Check each line of the records below and collect those that include the word "medische".
◇ ◇ ◇
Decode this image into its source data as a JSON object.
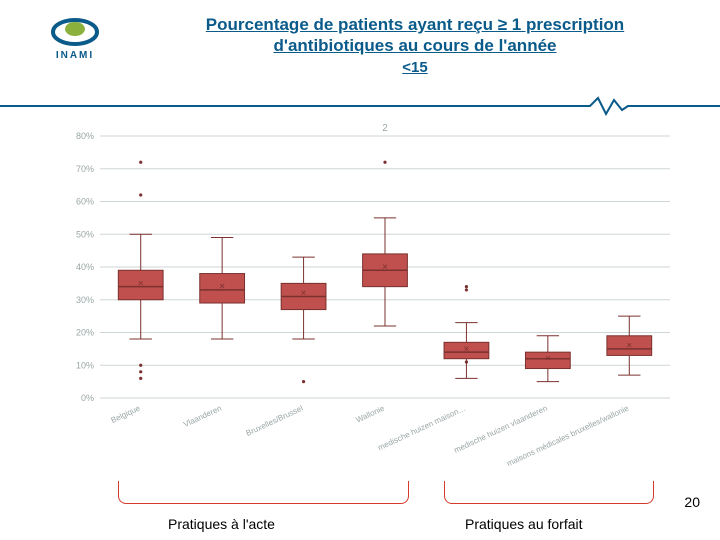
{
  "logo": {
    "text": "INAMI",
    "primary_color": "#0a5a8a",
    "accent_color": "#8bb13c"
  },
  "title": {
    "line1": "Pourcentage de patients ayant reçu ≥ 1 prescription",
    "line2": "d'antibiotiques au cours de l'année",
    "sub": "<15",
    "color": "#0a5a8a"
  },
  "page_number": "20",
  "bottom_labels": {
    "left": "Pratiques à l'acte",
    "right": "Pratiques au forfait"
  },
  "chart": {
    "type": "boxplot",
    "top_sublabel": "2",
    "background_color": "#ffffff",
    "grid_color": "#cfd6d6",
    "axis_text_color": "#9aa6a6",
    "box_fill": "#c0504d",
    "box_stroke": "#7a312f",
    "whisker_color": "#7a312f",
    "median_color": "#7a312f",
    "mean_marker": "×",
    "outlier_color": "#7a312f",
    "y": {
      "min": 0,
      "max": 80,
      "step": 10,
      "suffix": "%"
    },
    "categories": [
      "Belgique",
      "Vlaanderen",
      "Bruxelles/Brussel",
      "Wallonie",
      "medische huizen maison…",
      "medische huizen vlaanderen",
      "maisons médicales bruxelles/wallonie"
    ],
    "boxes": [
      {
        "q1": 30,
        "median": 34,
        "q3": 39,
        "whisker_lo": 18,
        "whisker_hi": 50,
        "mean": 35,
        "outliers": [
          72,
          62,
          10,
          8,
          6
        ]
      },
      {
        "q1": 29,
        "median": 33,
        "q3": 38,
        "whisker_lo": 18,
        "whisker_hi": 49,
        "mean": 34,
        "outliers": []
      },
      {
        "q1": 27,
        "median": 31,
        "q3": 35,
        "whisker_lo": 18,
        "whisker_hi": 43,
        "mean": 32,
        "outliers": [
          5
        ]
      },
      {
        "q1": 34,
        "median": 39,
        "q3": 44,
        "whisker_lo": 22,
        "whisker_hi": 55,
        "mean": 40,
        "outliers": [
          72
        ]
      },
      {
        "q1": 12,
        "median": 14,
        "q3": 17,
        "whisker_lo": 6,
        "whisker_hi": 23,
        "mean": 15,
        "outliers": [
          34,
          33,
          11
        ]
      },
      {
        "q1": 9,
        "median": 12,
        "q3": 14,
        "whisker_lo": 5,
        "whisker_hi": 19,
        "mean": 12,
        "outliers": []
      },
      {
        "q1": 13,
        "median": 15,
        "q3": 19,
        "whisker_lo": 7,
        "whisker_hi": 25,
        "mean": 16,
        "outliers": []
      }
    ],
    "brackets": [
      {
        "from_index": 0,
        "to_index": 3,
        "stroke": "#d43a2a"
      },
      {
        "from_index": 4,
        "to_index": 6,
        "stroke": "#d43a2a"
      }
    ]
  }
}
◇ ◇ ◇
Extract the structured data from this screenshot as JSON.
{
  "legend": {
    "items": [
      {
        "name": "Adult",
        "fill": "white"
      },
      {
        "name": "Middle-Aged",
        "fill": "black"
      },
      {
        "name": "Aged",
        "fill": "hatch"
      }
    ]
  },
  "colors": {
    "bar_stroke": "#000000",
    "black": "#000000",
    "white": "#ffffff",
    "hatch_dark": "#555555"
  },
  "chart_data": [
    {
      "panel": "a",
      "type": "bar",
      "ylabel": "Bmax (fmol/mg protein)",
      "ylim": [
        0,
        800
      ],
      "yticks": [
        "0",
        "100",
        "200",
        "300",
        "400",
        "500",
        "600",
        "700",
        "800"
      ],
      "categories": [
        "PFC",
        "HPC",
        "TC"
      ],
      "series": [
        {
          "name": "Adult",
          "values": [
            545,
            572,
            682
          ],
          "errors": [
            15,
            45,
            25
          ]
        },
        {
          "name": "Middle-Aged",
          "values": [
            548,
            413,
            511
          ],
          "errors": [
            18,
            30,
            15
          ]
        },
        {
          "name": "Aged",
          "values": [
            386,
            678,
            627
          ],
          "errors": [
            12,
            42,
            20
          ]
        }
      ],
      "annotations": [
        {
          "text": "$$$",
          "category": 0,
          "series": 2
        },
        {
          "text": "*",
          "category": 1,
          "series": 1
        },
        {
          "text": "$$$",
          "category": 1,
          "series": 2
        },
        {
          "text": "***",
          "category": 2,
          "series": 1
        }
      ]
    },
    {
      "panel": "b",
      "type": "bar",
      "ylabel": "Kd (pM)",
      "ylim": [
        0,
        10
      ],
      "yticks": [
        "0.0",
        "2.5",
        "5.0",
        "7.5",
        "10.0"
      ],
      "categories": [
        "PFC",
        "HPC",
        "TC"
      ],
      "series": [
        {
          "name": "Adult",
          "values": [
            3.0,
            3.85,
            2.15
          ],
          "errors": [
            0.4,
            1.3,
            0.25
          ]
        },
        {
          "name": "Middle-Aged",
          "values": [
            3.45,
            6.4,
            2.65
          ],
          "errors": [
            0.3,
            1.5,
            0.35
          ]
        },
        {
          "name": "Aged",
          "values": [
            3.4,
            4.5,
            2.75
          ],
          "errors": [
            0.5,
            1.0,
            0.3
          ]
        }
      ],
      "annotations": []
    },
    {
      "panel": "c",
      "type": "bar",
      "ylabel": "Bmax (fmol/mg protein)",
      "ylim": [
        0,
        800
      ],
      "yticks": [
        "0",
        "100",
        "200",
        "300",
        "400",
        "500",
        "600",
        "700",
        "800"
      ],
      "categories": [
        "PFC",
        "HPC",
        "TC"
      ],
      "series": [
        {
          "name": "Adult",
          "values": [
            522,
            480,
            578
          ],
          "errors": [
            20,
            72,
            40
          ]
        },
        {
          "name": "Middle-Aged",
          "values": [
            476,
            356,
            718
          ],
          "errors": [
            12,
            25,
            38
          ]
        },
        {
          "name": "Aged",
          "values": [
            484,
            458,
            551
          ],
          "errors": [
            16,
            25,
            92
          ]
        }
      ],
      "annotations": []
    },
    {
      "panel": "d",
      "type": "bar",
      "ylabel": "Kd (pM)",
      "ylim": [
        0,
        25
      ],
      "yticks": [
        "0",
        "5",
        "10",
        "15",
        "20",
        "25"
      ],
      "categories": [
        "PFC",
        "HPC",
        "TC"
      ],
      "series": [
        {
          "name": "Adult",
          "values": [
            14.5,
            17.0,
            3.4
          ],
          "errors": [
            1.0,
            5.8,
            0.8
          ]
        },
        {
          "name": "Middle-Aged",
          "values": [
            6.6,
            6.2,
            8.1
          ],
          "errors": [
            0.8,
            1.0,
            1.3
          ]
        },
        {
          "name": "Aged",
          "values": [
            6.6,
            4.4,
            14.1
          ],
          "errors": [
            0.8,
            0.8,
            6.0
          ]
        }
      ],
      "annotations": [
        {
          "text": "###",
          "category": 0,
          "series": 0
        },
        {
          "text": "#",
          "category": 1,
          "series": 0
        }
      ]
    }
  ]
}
◇ ◇ ◇
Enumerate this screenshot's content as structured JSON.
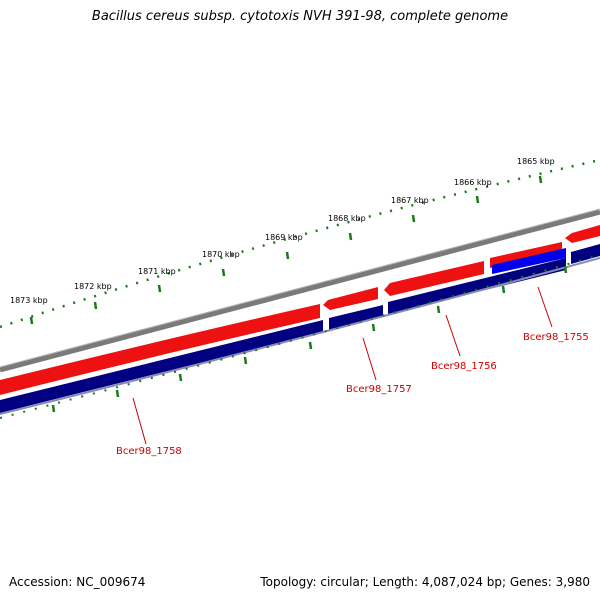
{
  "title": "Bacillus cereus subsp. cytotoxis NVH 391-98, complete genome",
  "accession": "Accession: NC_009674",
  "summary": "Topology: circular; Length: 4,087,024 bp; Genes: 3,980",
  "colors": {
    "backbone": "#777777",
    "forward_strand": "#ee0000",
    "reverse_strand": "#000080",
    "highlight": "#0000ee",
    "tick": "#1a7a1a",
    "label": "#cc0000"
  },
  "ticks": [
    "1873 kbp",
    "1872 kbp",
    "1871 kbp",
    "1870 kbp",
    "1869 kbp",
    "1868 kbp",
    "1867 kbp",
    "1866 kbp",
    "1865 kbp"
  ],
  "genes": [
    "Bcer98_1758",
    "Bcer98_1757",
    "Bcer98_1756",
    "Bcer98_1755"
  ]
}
◇ ◇ ◇
### Exercise output
      "medische huizen maison…",
      "medische huizen vlaanderen",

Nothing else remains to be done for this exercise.